■ **GIVEN EXERCISE**: Here are some records; quote them exactly, leaving out the pictures.

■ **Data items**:
-*-*-

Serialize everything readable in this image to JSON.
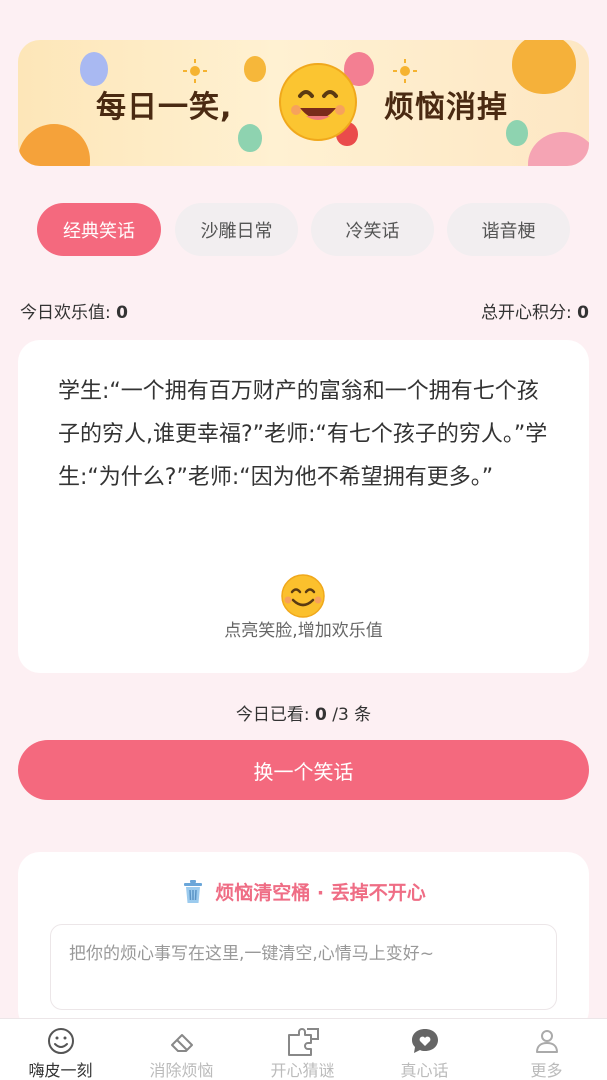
{
  "banner": {
    "title_left": "每日一笑,",
    "title_right": "烦恼消掉"
  },
  "tabs": [
    {
      "label": "经典笑话",
      "active": true
    },
    {
      "label": "沙雕日常",
      "active": false
    },
    {
      "label": "冷笑话",
      "active": false
    },
    {
      "label": "谐音梗",
      "active": false
    }
  ],
  "stats": {
    "today_label": "今日欢乐值:",
    "today_value": "0",
    "total_label": "总开心积分:",
    "total_value": "0"
  },
  "joke": {
    "text": "学生:“一个拥有百万财产的富翁和一个拥有七个孩子的穷人,谁更幸福?”老师:“有七个孩子的穷人。”学生:“为什么?”老师:“因为他不希望拥有更多。”",
    "smile_hint": "点亮笑脸,增加欢乐值"
  },
  "watched": {
    "prefix": "今日已看:",
    "count": "0",
    "suffix": "/3 条"
  },
  "next_button": "换一个笑话",
  "trash": {
    "title": "烦恼清空桶 · 丢掉不开心",
    "placeholder": "把你的烦心事写在这里,一键清空,心情马上变好~"
  },
  "nav": [
    {
      "label": "嗨皮一刻",
      "icon": "smiley-icon",
      "active": true
    },
    {
      "label": "消除烦恼",
      "icon": "eraser-icon",
      "active": false
    },
    {
      "label": "开心猜谜",
      "icon": "puzzle-icon",
      "active": false
    },
    {
      "label": "真心话",
      "icon": "heart-chat-icon",
      "active": false
    },
    {
      "label": "更多",
      "icon": "user-icon",
      "active": false
    }
  ],
  "colors": {
    "accent": "#f4697e",
    "background": "#fdf0f3",
    "trash_title": "#ef6d85"
  }
}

-*-*-

■ **REPLY**:
Serialize everything readable in this image to JSON.
{
  "banner": {
    "title_left": "每日一笑,",
    "title_right": "烦恼消掉"
  },
  "tabs": [
    {
      "label": "经典笑话",
      "active": true
    },
    {
      "label": "沙雕日常",
      "active": false
    },
    {
      "label": "冷笑话",
      "active": false
    },
    {
      "label": "谐音梗",
      "active": false
    }
  ],
  "stats": {
    "today_label": "今日欢乐值:",
    "today_value": "0",
    "total_label": "总开心积分:",
    "total_value": "0"
  },
  "joke": {
    "text": "学生:“一个拥有百万财产的富翁和一个拥有七个孩子的穷人,谁更幸福?”老师:“有七个孩子的穷人。”学生:“为什么?”老师:“因为他不希望拥有更多。”",
    "smile_hint": "点亮笑脸,增加欢乐值"
  },
  "watched": {
    "prefix": "今日已看:",
    "count": "0",
    "suffix": "/3 条"
  },
  "next_button": "换一个笑话",
  "trash": {
    "title": "烦恼清空桶 · 丢掉不开心",
    "placeholder": "把你的烦心事写在这里,一键清空,心情马上变好~"
  },
  "nav": [
    {
      "label": "嗨皮一刻",
      "icon": "smiley-icon",
      "active": true
    },
    {
      "label": "消除烦恼",
      "icon": "eraser-icon",
      "active": false
    },
    {
      "label": "开心猜谜",
      "icon": "puzzle-icon",
      "active": false
    },
    {
      "label": "真心话",
      "icon": "heart-chat-icon",
      "active": false
    },
    {
      "label": "更多",
      "icon": "user-icon",
      "active": false
    }
  ],
  "colors": {
    "accent": "#f4697e",
    "background": "#fdf0f3",
    "trash_title": "#ef6d85"
  }
}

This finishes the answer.